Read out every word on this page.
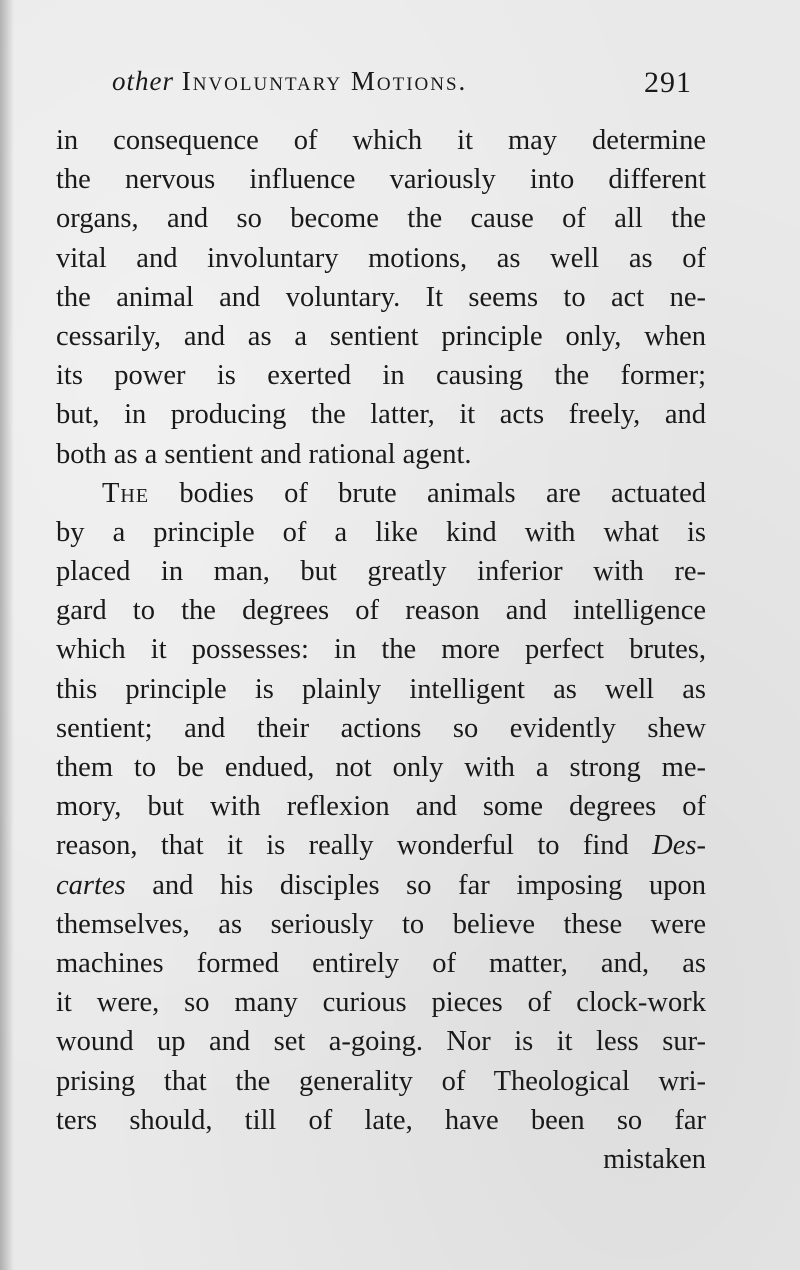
other Involuntary Motions.	291
in consequence of which it may determine
the nervous influence variously into different
organs, and so become the cause of all the
vital and involuntary motions, as well as of
the animal and voluntary. It seems to act ne-
cessarily, and as a sentient principle only, when
its power is exerted in causing the former;
but, in producing the latter, it acts freely, and
both as a sentient and rational agent.
The bodies of brute animals are actuated
by a principle of a like kind with what is
placed in man, but greatly inferior with re-
gard to the degrees of reason and intelligence
which it possesses: in the more perfect brutes,
this principle is plainly intelligent as well as
sentient; and their actions so evidently shew
them to be endued, not only with a strong me-
mory, but with reflexion and some degrees of
reason, that it is really wonderful to find Des-
cartes and his disciples so far imposing upon
themselves, as seriously to believe these were
machines formed entirely of matter, and, as
it were, so many curious pieces of clock-work
wound up and set a-going. Nor is it less sur-
prising that the generality of Theological wri-
ters should, till of late, have been so far
mistaken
____________
(Work instructions) Copy every entry word for word, but omit the pictures.

(Result)
Read out every word on this page.
other Involuntary Motions.	291
in consequence of which it may determine
the nervous influence variously into different
organs, and so become the cause of all the
vital and involuntary motions, as well as of
the animal and voluntary. It seems to act ne-
cessarily, and as a sentient principle only, when
its power is exerted in causing the former;
but, in producing the latter, it acts freely, and
both as a sentient and rational agent.
The bodies of brute animals are actuated
by a principle of a like kind with what is
placed in man, but greatly inferior with re-
gard to the degrees of reason and intelligence
which it possesses: in the more perfect brutes,
this principle is plainly intelligent as well as
sentient; and their actions so evidently shew
them to be endued, not only with a strong me-
mory, but with reflexion and some degrees of
reason, that it is really wonderful to find Des-
cartes and his disciples so far imposing upon
themselves, as seriously to believe these were
machines formed entirely of matter, and, as
it were, so many curious pieces of clock-work
wound up and set a-going. Nor is it less sur-
prising that the generality of Theological wri-
ters should, till of late, have been so far
mistaken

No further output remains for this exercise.